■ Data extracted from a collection

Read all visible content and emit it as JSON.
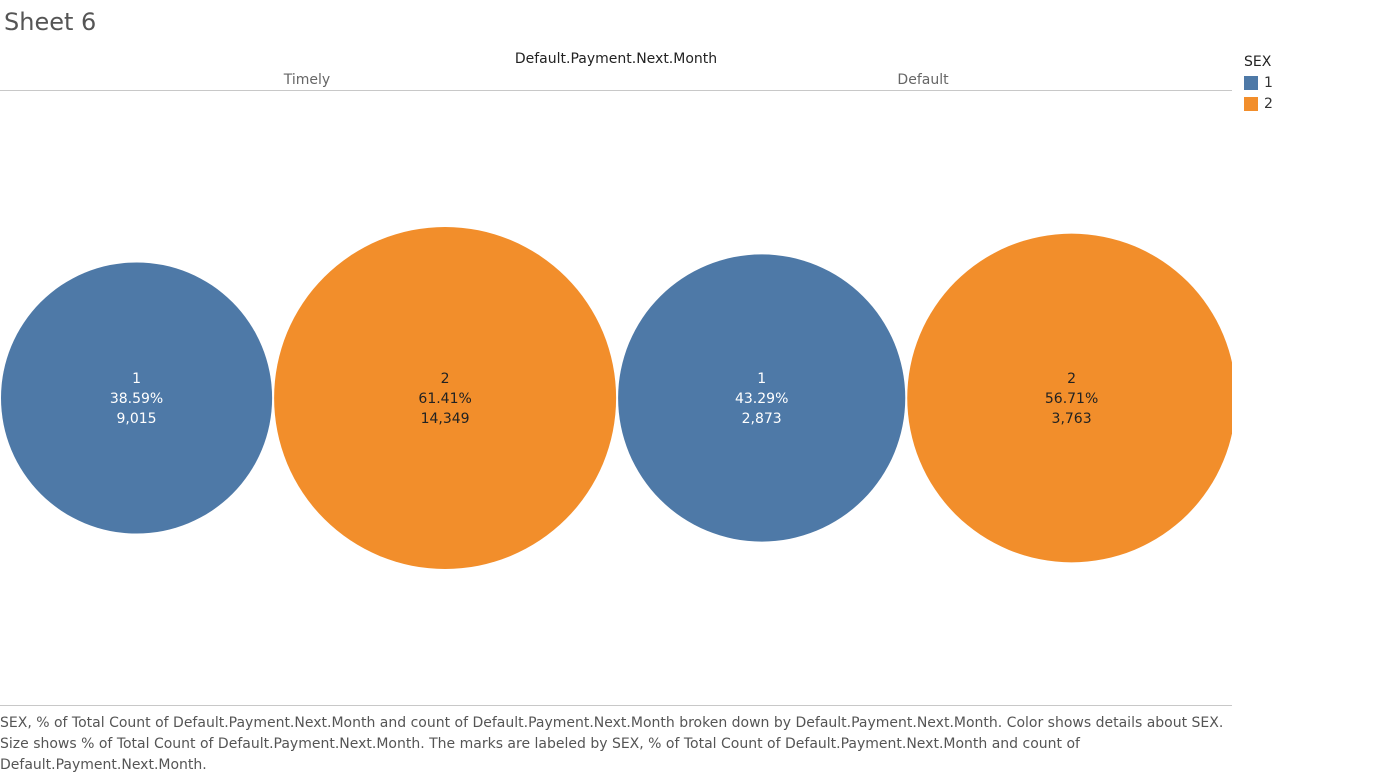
{
  "sheet_title": "Sheet 6",
  "caption": "SEX, % of Total Count of Default.Payment.Next.Month and count of Default.Payment.Next.Month broken down by Default.Payment.Next.Month.  Color shows details about SEX.  Size shows % of Total Count of Default.Payment.Next.Month.  The marks are labeled by SEX, % of Total Count of Default.Payment.Next.Month and count of Default.Payment.Next.Month.",
  "legend": {
    "title": "SEX",
    "items": [
      {
        "label": "1",
        "color": "#4e79a7"
      },
      {
        "label": "2",
        "color": "#f28e2b"
      }
    ]
  },
  "chart_data": {
    "type": "bubble",
    "column_header_title": "Default.Payment.Next.Month",
    "columns": [
      "Timely",
      "Default"
    ],
    "size_field": "% of Total Count of Default.Payment.Next.Month",
    "marks": [
      {
        "column": "Timely",
        "sex": "1",
        "percent_label": "38.59%",
        "percent": 38.59,
        "count_label": "9,015",
        "count": 9015,
        "color": "#4e79a7"
      },
      {
        "column": "Timely",
        "sex": "2",
        "percent_label": "61.41%",
        "percent": 61.41,
        "count_label": "14,349",
        "count": 14349,
        "color": "#f28e2b"
      },
      {
        "column": "Default",
        "sex": "1",
        "percent_label": "43.29%",
        "percent": 43.29,
        "count_label": "2,873",
        "count": 2873,
        "color": "#4e79a7"
      },
      {
        "column": "Default",
        "sex": "2",
        "percent_label": "56.71%",
        "percent": 56.71,
        "count_label": "3,763",
        "count": 3763,
        "color": "#f28e2b"
      }
    ]
  }
}
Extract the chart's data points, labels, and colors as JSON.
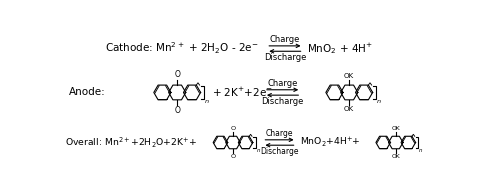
{
  "background_color": "#ffffff",
  "fig_width": 5.0,
  "fig_height": 1.93,
  "dpi": 100,
  "cathode_left": "Cathode: Mn$^{2+}$ + 2H$_2$O - 2e$^{-}$",
  "cathode_right": "MnO$_2$ + 4H$^{+}$",
  "anode_left": "Anode:",
  "anode_mid": "+ 2K$^{+}$+2e$^{-}$",
  "overall_left": "Overall: Mn$^{2+}$+2H$_2$O+2K$^{+}$+",
  "overall_right": "MnO$_2$+4H$^{+}$+",
  "charge_label": "Charge",
  "discharge_label": "Discharge",
  "text_color": "#000000",
  "font_size": 7.5,
  "small_font": 6.0
}
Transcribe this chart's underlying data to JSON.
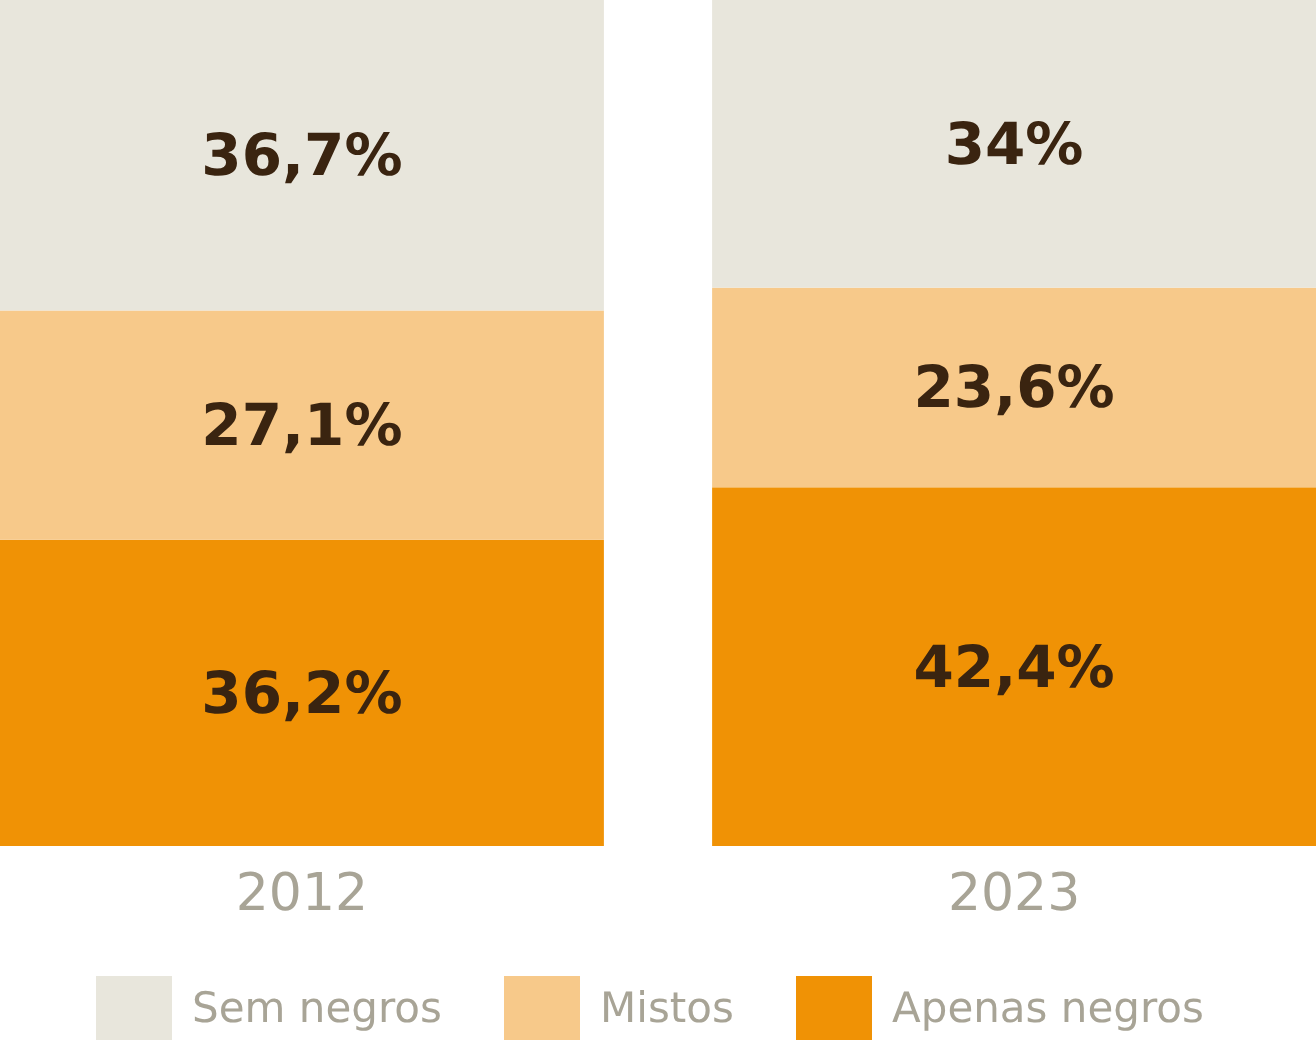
{
  "chart_data": {
    "type": "bar",
    "stacked": true,
    "categories": [
      "2012",
      "2023"
    ],
    "ylim": [
      0,
      100
    ],
    "tick_labels": "x",
    "legend": "bottom",
    "series": [
      {
        "name": "Apenas negros",
        "color": "#f09205",
        "values": [
          36.2,
          42.4
        ],
        "value_labels": [
          "36,2%",
          "42,4%"
        ]
      },
      {
        "name": "Mistos",
        "color": "#f7c98a",
        "values": [
          27.1,
          23.6
        ],
        "value_labels": [
          "27,1%",
          "23,6%"
        ]
      },
      {
        "name": "Sem negros",
        "color": "#e8e6dc",
        "values": [
          36.7,
          34
        ],
        "value_labels": [
          "36,7%",
          "34%"
        ]
      }
    ]
  }
}
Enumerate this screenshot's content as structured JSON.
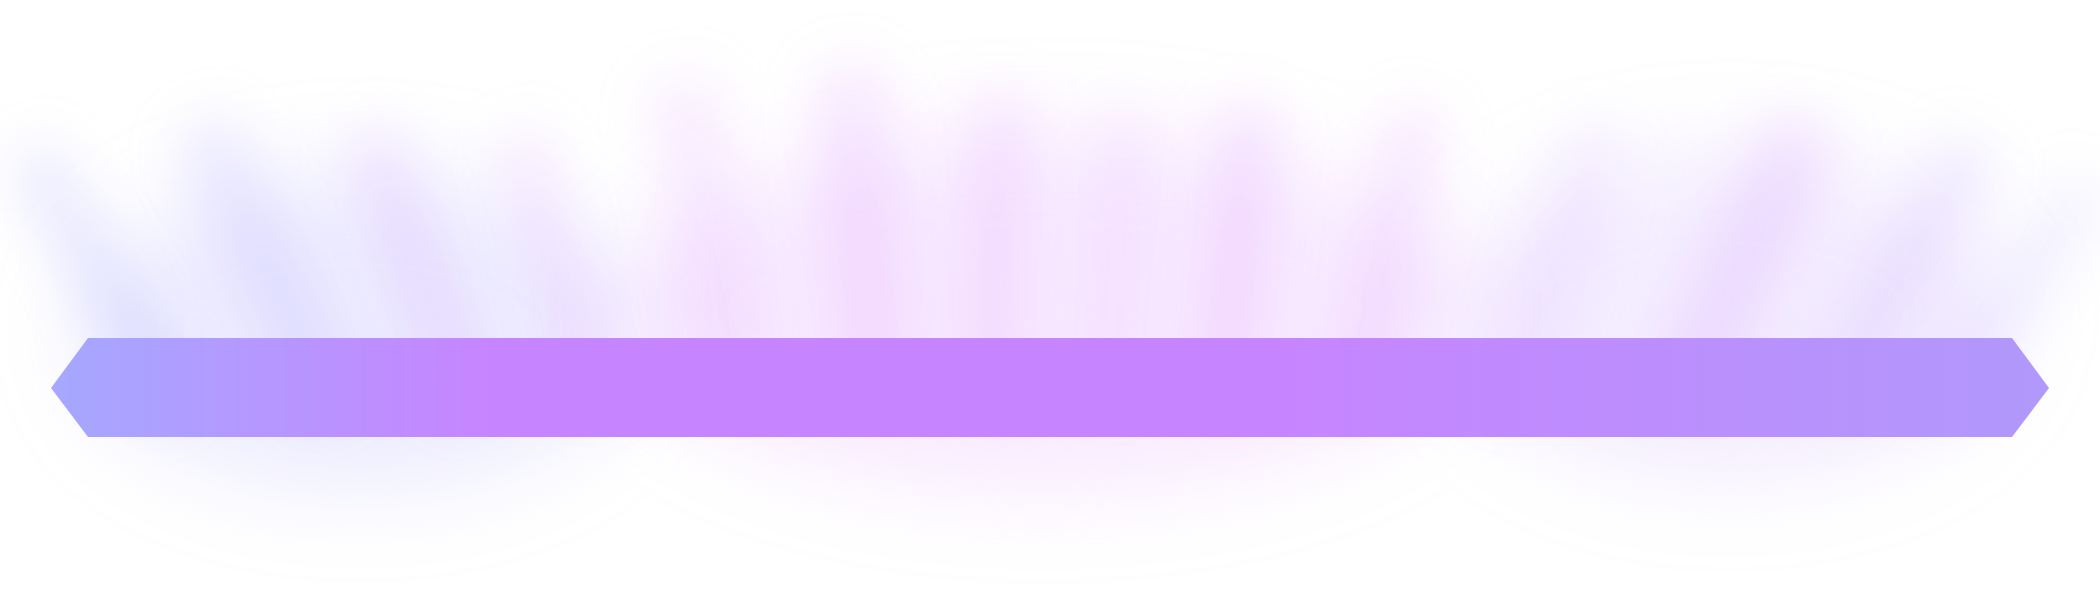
{
  "banner": {
    "colors": {
      "edge_start": "#A5A8FF",
      "center": "#C685FF",
      "edge_end": "#B198FB",
      "glow_blue": "#B7B7FF",
      "glow_violet": "#E4A8FF",
      "background": "#FFFFFF"
    },
    "shape": "elongated-hexagon",
    "effect": "soft-radiant-glow"
  }
}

■ Exercise brief
In the records above, find the line with "Enumerate this screenshot's" and copy from it through the last line exactly, without the pictures.

■ Answer
Enumerate this screenshot's content as structured JSON.
{
  "banner": {
    "colors": {
      "edge_start": "#A5A8FF",
      "center": "#C685FF",
      "edge_end": "#B198FB",
      "glow_blue": "#B7B7FF",
      "glow_violet": "#E4A8FF",
      "background": "#FFFFFF"
    },
    "shape": "elongated-hexagon",
    "effect": "soft-radiant-glow"
  }
}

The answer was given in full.